Return all of the data exactly as given.

_Material_
=======
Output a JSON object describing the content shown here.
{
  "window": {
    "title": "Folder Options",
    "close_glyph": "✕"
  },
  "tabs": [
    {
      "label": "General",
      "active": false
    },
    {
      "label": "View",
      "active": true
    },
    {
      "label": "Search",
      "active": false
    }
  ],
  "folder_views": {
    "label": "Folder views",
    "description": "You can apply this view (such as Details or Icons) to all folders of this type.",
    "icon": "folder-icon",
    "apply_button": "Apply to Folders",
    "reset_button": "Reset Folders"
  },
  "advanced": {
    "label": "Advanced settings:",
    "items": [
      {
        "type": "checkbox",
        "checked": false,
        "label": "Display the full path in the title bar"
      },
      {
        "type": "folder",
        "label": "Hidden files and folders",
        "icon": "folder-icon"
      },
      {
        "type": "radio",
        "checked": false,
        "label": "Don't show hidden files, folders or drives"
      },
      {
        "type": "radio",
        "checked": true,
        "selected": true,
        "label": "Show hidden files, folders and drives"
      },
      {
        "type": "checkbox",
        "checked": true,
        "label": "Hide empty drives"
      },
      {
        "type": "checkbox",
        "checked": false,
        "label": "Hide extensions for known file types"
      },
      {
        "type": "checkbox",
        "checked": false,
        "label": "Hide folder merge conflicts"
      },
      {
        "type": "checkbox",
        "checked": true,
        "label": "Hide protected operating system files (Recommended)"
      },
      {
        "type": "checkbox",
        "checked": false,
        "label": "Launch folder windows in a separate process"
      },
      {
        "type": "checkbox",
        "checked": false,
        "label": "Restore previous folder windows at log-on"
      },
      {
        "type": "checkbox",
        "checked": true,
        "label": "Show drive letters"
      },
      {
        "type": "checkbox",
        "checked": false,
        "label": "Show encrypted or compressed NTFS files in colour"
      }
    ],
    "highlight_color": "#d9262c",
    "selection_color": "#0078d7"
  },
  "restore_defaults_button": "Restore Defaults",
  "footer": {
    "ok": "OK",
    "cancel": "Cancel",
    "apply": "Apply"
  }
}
=======
_Solution to the exercise_
Output a JSON object describing the content shown here.
{
  "window": {
    "title": "Folder Options",
    "close_glyph": "✕"
  },
  "tabs": [
    {
      "label": "General",
      "active": false
    },
    {
      "label": "View",
      "active": true
    },
    {
      "label": "Search",
      "active": false
    }
  ],
  "folder_views": {
    "label": "Folder views",
    "description": "You can apply this view (such as Details or Icons) to all folders of this type.",
    "icon": "folder-icon",
    "apply_button": "Apply to Folders",
    "reset_button": "Reset Folders"
  },
  "advanced": {
    "label": "Advanced settings:",
    "items": [
      {
        "type": "checkbox",
        "checked": false,
        "label": "Display the full path in the title bar"
      },
      {
        "type": "folder",
        "label": "Hidden files and folders",
        "icon": "folder-icon"
      },
      {
        "type": "radio",
        "checked": false,
        "label": "Don't show hidden files, folders or drives"
      },
      {
        "type": "radio",
        "checked": true,
        "selected": true,
        "label": "Show hidden files, folders and drives"
      },
      {
        "type": "checkbox",
        "checked": true,
        "label": "Hide empty drives"
      },
      {
        "type": "checkbox",
        "checked": false,
        "label": "Hide extensions for known file types"
      },
      {
        "type": "checkbox",
        "checked": false,
        "label": "Hide folder merge conflicts"
      },
      {
        "type": "checkbox",
        "checked": true,
        "label": "Hide protected operating system files (Recommended)"
      },
      {
        "type": "checkbox",
        "checked": false,
        "label": "Launch folder windows in a separate process"
      },
      {
        "type": "checkbox",
        "checked": false,
        "label": "Restore previous folder windows at log-on"
      },
      {
        "type": "checkbox",
        "checked": true,
        "label": "Show drive letters"
      },
      {
        "type": "checkbox",
        "checked": false,
        "label": "Show encrypted or compressed NTFS files in colour"
      }
    ],
    "highlight_color": "#d9262c",
    "selection_color": "#0078d7"
  },
  "restore_defaults_button": "Restore Defaults",
  "footer": {
    "ok": "OK",
    "cancel": "Cancel",
    "apply": "Apply"
  }
}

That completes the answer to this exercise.